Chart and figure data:
++++++++

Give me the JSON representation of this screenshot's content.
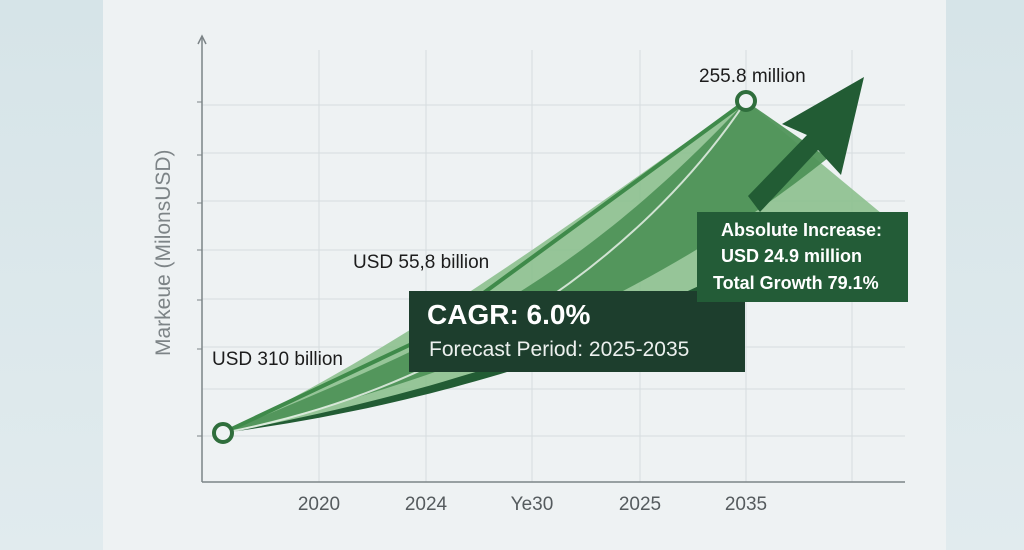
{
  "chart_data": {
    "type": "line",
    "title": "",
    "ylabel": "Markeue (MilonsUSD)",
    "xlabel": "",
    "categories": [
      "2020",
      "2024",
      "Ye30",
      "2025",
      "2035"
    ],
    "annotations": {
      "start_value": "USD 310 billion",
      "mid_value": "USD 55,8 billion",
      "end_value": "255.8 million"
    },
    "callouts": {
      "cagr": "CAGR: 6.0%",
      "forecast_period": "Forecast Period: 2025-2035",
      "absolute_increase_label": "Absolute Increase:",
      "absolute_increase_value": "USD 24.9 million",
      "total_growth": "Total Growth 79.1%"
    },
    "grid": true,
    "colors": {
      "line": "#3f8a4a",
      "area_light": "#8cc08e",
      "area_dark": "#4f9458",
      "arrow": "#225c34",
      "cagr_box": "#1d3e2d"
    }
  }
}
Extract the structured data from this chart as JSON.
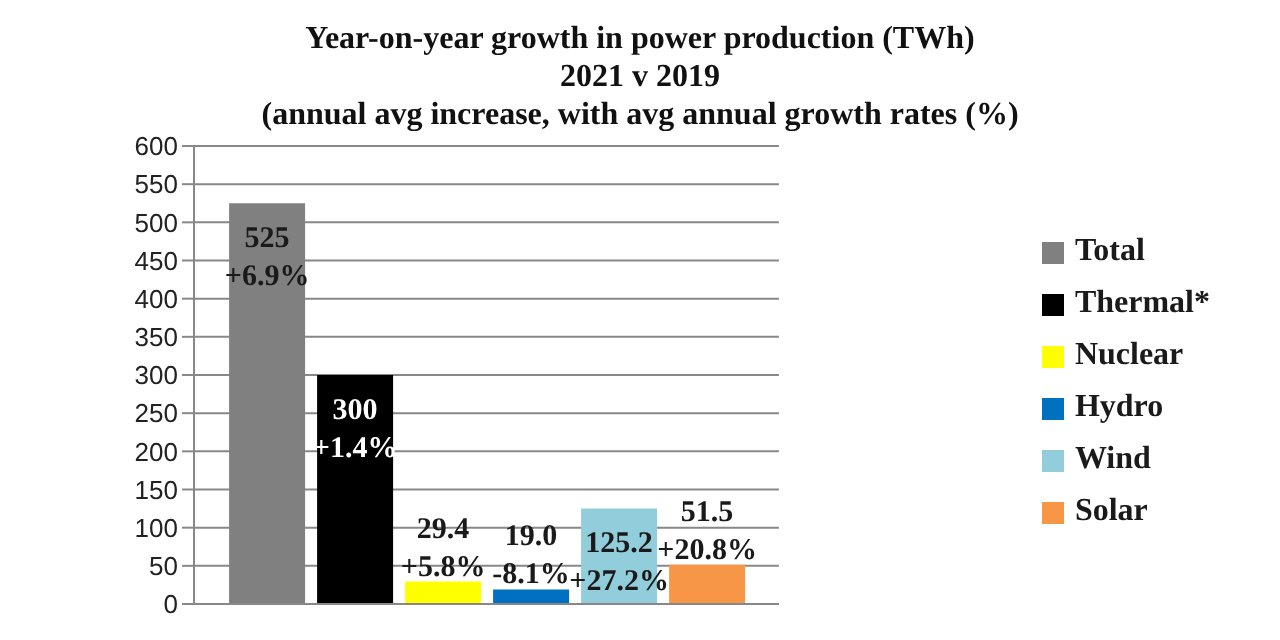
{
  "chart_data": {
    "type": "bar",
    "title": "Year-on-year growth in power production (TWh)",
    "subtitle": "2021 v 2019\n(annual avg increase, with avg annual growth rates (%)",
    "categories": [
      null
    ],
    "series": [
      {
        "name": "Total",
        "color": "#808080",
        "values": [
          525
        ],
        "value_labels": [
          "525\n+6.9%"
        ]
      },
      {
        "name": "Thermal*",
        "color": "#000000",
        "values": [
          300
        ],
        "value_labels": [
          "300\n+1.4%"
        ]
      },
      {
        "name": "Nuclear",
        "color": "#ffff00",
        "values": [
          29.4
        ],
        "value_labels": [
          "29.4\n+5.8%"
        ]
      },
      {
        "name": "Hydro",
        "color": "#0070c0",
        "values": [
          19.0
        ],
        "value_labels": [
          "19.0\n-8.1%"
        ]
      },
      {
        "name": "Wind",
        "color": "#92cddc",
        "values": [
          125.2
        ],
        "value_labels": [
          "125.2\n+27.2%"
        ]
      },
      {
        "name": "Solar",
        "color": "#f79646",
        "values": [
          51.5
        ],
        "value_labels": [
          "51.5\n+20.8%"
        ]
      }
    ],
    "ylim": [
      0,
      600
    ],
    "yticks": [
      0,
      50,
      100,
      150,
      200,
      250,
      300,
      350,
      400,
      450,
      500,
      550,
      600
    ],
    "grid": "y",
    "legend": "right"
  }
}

++++++++

*Challenge*. Using the material above, return every line exactly as it appears, minus the pictures.

*Final result*.
Give me the JSON representation of this screenshot's content.
{
  "chart_data": {
    "type": "line",
    "title": "",
    "ylabel": "Markeue (MilonsUSD)",
    "xlabel": "",
    "categories": [
      "2020",
      "2024",
      "Ye30",
      "2025",
      "2035"
    ],
    "annotations": {
      "start_value": "USD 310 billion",
      "mid_value": "USD 55,8 billion",
      "end_value": "255.8 million"
    },
    "callouts": {
      "cagr": "CAGR: 6.0%",
      "forecast_period": "Forecast Period: 2025-2035",
      "absolute_increase_label": "Absolute Increase:",
      "absolute_increase_value": "USD 24.9 million",
      "total_growth": "Total Growth 79.1%"
    },
    "grid": true,
    "colors": {
      "line": "#3f8a4a",
      "area_light": "#8cc08e",
      "area_dark": "#4f9458",
      "arrow": "#225c34",
      "cagr_box": "#1d3e2d"
    }
  }
}
Extract the structured data from this chart as JSON.
{
  "chart_data": {
    "type": "bar",
    "title": "Year-on-year growth in power production (TWh)",
    "subtitle": "2021 v 2019\n(annual avg increase, with avg annual growth rates (%)",
    "categories": [
      null
    ],
    "series": [
      {
        "name": "Total",
        "color": "#808080",
        "values": [
          525
        ],
        "value_labels": [
          "525\n+6.9%"
        ]
      },
      {
        "name": "Thermal*",
        "color": "#000000",
        "values": [
          300
        ],
        "value_labels": [
          "300\n+1.4%"
        ]
      },
      {
        "name": "Nuclear",
        "color": "#ffff00",
        "values": [
          29.4
        ],
        "value_labels": [
          "29.4\n+5.8%"
        ]
      },
      {
        "name": "Hydro",
        "color": "#0070c0",
        "values": [
          19.0
        ],
        "value_labels": [
          "19.0\n-8.1%"
        ]
      },
      {
        "name": "Wind",
        "color": "#92cddc",
        "values": [
          125.2
        ],
        "value_labels": [
          "125.2\n+27.2%"
        ]
      },
      {
        "name": "Solar",
        "color": "#f79646",
        "values": [
          51.5
        ],
        "value_labels": [
          "51.5\n+20.8%"
        ]
      }
    ],
    "ylim": [
      0,
      600
    ],
    "yticks": [
      0,
      50,
      100,
      150,
      200,
      250,
      300,
      350,
      400,
      450,
      500,
      550,
      600
    ],
    "grid": "y",
    "legend": "right"
  }
}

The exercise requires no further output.